Records supplied:
+===+
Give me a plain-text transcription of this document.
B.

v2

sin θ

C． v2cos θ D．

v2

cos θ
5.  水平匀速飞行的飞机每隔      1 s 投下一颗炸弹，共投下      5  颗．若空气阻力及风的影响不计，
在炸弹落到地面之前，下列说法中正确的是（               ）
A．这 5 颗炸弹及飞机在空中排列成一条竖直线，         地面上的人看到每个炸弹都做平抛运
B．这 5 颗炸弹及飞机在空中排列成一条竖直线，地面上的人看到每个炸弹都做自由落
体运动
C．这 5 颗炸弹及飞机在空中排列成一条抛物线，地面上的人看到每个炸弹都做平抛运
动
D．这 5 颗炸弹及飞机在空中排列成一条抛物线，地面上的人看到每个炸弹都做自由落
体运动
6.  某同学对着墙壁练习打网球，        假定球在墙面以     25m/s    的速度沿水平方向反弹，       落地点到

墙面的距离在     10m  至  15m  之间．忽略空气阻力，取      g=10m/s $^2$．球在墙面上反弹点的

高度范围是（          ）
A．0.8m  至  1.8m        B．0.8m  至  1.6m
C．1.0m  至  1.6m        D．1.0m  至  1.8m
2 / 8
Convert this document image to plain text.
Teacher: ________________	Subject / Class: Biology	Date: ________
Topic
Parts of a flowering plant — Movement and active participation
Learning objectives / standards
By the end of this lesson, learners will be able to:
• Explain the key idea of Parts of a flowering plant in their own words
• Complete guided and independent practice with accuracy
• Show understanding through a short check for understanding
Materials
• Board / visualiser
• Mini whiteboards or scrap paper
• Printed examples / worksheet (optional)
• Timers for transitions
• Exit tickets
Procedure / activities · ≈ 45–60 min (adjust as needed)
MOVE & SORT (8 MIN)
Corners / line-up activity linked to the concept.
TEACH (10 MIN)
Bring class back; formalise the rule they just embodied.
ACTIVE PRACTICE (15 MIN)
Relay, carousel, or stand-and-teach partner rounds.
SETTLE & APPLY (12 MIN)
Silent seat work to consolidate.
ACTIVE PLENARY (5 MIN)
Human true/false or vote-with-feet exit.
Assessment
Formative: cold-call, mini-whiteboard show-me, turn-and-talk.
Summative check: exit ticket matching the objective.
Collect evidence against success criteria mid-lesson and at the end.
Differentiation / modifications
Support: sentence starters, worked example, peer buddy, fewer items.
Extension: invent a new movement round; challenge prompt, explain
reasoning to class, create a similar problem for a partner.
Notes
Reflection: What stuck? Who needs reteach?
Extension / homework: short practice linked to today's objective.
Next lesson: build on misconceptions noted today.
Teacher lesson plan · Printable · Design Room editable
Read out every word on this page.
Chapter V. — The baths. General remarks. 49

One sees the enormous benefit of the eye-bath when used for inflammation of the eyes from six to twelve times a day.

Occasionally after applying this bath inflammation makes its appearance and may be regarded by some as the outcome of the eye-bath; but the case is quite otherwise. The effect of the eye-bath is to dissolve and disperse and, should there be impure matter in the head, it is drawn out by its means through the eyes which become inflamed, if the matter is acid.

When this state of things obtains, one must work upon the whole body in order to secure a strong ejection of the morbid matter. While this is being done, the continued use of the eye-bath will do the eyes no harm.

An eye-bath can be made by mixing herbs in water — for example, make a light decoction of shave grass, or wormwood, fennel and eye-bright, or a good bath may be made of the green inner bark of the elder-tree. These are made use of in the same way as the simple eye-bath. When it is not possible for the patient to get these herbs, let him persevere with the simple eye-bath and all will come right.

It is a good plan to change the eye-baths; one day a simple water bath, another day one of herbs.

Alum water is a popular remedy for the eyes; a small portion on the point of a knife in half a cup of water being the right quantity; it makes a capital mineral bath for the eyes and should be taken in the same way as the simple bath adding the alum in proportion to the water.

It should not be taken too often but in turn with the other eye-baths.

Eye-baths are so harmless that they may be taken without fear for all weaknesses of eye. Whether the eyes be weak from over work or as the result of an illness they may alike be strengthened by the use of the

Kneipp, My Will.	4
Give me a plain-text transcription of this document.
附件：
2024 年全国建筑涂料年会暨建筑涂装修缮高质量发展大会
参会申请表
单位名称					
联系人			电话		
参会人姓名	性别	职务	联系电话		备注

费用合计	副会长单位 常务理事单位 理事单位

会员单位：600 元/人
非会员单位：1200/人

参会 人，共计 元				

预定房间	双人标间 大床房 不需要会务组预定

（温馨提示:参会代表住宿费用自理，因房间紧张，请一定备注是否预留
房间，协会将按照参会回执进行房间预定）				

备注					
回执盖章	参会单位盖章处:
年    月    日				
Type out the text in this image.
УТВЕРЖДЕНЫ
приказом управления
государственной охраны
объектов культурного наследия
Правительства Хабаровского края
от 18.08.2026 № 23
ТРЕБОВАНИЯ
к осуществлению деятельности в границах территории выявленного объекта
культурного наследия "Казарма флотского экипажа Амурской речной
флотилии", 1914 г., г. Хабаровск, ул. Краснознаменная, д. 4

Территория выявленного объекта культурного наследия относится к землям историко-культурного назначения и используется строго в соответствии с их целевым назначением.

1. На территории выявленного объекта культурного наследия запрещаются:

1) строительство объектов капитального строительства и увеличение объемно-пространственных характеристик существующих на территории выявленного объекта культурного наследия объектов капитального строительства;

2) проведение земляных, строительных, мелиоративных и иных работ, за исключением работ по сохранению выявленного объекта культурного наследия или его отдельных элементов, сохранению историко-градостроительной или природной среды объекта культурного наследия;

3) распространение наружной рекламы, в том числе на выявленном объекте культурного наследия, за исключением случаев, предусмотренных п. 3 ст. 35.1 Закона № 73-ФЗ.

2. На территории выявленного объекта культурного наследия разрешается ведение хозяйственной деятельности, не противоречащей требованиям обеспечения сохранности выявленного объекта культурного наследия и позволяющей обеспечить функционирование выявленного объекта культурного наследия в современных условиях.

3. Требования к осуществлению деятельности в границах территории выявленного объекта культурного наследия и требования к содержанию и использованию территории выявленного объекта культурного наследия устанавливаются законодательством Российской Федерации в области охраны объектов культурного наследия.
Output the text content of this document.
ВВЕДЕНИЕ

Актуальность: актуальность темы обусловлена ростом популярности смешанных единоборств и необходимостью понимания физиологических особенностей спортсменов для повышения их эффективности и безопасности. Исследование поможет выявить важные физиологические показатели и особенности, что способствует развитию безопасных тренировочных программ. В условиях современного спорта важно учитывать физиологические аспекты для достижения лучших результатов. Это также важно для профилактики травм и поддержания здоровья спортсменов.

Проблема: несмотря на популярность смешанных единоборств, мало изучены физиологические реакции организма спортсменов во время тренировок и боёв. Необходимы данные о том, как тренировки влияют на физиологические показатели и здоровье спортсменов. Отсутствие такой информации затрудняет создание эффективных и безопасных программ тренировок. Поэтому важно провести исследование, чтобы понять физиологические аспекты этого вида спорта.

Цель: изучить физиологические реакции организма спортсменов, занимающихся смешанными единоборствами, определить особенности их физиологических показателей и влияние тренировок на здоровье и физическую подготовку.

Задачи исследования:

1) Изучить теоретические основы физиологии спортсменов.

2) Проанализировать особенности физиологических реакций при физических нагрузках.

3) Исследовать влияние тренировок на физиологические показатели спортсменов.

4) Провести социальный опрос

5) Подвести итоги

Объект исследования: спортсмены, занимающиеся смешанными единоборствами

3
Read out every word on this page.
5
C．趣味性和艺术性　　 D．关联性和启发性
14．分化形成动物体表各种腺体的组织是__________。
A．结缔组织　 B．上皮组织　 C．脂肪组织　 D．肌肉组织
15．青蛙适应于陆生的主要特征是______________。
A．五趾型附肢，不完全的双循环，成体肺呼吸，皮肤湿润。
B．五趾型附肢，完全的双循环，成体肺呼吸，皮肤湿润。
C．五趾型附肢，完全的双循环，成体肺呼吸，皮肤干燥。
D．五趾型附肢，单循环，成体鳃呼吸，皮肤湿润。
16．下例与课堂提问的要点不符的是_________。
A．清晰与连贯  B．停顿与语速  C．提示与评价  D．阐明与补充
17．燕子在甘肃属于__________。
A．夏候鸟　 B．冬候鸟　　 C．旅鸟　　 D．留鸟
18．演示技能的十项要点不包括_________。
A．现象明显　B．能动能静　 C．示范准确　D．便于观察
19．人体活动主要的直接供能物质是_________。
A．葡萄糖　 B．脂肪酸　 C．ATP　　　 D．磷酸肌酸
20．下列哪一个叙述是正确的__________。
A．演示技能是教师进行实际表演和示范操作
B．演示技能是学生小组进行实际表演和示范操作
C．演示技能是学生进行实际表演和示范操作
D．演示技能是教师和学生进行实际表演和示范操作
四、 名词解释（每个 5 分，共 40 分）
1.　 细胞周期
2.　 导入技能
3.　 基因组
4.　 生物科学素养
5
+===+
Tell how many lines hold the string "Teacher", giving the number and nothing else.

Expected answer:
2